◆ Excerpted records ◆
--- START ---

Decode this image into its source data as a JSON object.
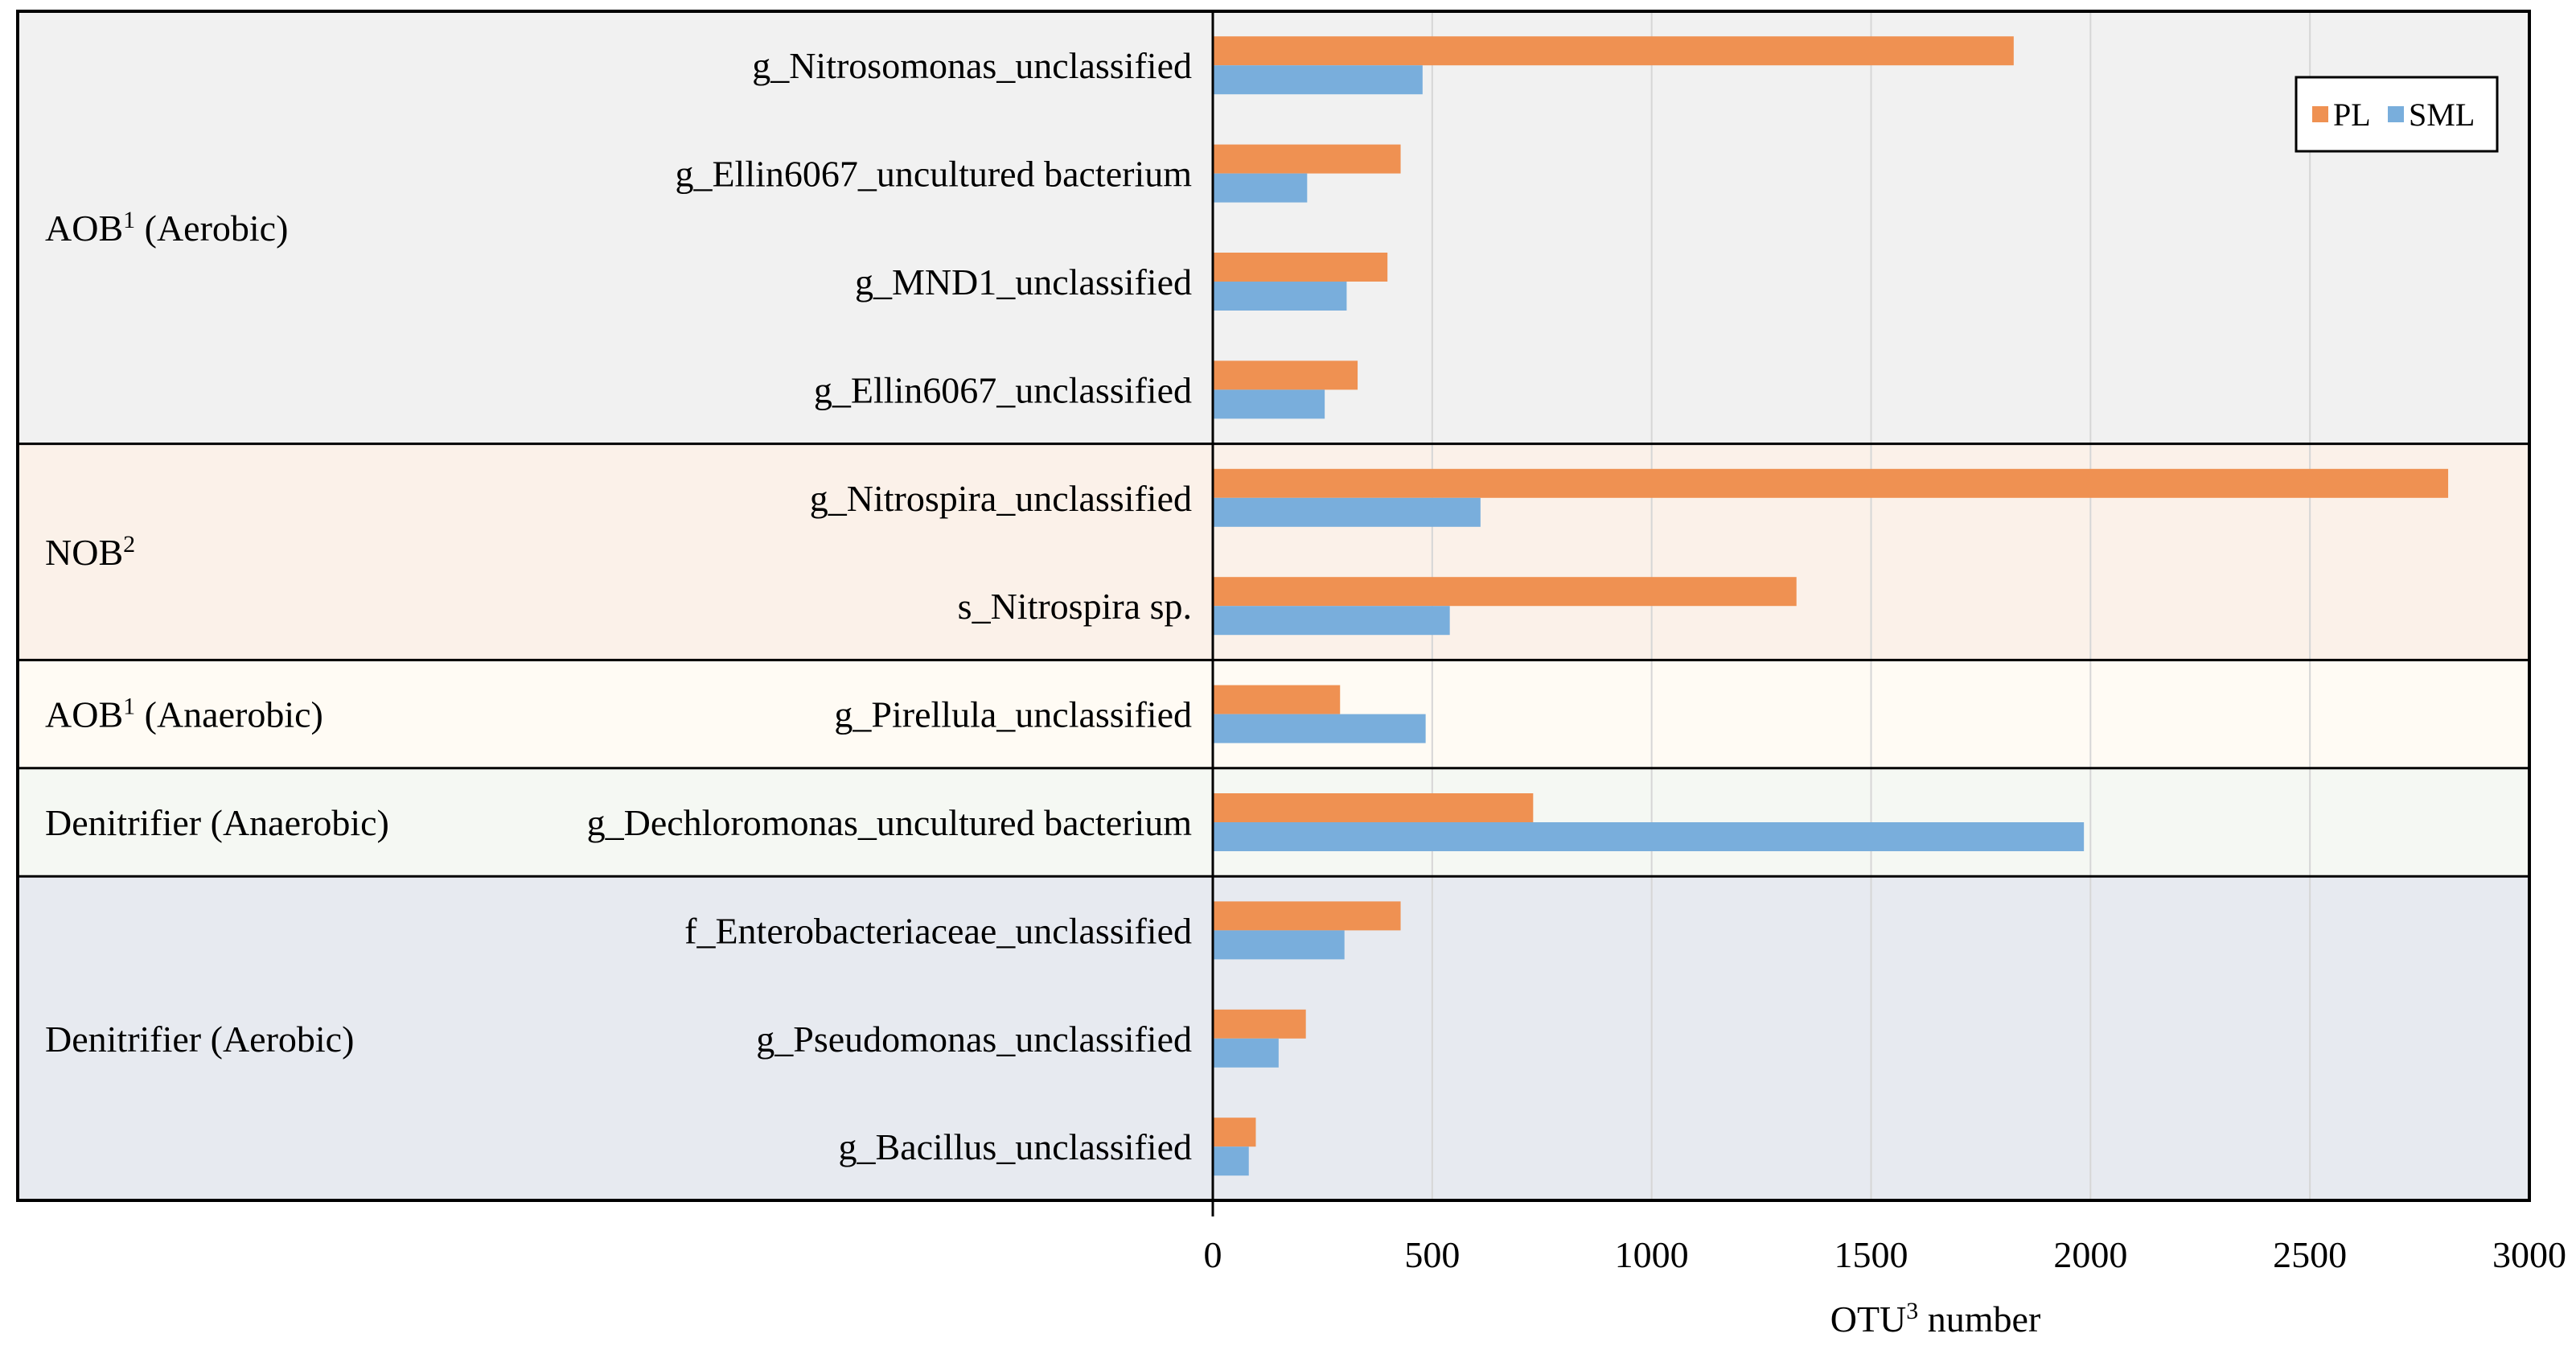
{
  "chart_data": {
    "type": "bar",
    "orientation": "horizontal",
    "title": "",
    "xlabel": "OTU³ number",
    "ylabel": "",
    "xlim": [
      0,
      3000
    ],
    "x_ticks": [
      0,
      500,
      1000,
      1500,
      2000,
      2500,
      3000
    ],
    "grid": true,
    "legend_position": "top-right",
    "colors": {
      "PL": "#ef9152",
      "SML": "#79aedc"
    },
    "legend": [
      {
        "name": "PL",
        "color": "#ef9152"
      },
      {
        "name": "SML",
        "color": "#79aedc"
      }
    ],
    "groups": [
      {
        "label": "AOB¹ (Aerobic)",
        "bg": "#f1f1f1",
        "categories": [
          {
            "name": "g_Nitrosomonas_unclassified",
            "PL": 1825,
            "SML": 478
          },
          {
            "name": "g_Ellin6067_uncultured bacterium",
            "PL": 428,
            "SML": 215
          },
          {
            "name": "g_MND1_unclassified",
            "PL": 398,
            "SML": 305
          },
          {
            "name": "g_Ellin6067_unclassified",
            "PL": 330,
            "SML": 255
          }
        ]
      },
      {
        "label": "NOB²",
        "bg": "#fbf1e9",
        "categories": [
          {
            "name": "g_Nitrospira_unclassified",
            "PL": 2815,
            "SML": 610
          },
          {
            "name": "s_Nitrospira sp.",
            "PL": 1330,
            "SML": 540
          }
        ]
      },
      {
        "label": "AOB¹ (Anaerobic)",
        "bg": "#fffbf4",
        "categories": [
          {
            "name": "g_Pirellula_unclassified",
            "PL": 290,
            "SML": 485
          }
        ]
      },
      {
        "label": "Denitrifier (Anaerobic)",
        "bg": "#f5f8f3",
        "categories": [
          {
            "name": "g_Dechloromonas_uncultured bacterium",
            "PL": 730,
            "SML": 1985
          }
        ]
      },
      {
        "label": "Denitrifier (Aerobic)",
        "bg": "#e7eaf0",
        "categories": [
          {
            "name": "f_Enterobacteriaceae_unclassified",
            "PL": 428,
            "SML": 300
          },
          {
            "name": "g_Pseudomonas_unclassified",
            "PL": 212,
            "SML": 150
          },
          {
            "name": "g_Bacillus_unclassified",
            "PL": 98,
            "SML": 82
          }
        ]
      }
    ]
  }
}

--- END ---

Copy the records shown above in their entirety and exactly; images are to be left out.

◆ Task solution ◆
Decode this image into its source data as a JSON object.
{
  "chart_data": {
    "type": "bar",
    "orientation": "horizontal",
    "title": "",
    "xlabel": "OTU³ number",
    "ylabel": "",
    "xlim": [
      0,
      3000
    ],
    "x_ticks": [
      0,
      500,
      1000,
      1500,
      2000,
      2500,
      3000
    ],
    "grid": true,
    "legend_position": "top-right",
    "colors": {
      "PL": "#ef9152",
      "SML": "#79aedc"
    },
    "legend": [
      {
        "name": "PL",
        "color": "#ef9152"
      },
      {
        "name": "SML",
        "color": "#79aedc"
      }
    ],
    "groups": [
      {
        "label": "AOB¹ (Aerobic)",
        "bg": "#f1f1f1",
        "categories": [
          {
            "name": "g_Nitrosomonas_unclassified",
            "PL": 1825,
            "SML": 478
          },
          {
            "name": "g_Ellin6067_uncultured bacterium",
            "PL": 428,
            "SML": 215
          },
          {
            "name": "g_MND1_unclassified",
            "PL": 398,
            "SML": 305
          },
          {
            "name": "g_Ellin6067_unclassified",
            "PL": 330,
            "SML": 255
          }
        ]
      },
      {
        "label": "NOB²",
        "bg": "#fbf1e9",
        "categories": [
          {
            "name": "g_Nitrospira_unclassified",
            "PL": 2815,
            "SML": 610
          },
          {
            "name": "s_Nitrospira sp.",
            "PL": 1330,
            "SML": 540
          }
        ]
      },
      {
        "label": "AOB¹ (Anaerobic)",
        "bg": "#fffbf4",
        "categories": [
          {
            "name": "g_Pirellula_unclassified",
            "PL": 290,
            "SML": 485
          }
        ]
      },
      {
        "label": "Denitrifier (Anaerobic)",
        "bg": "#f5f8f3",
        "categories": [
          {
            "name": "g_Dechloromonas_uncultured bacterium",
            "PL": 730,
            "SML": 1985
          }
        ]
      },
      {
        "label": "Denitrifier (Aerobic)",
        "bg": "#e7eaf0",
        "categories": [
          {
            "name": "f_Enterobacteriaceae_unclassified",
            "PL": 428,
            "SML": 300
          },
          {
            "name": "g_Pseudomonas_unclassified",
            "PL": 212,
            "SML": 150
          },
          {
            "name": "g_Bacillus_unclassified",
            "PL": 98,
            "SML": 82
          }
        ]
      }
    ]
  }
}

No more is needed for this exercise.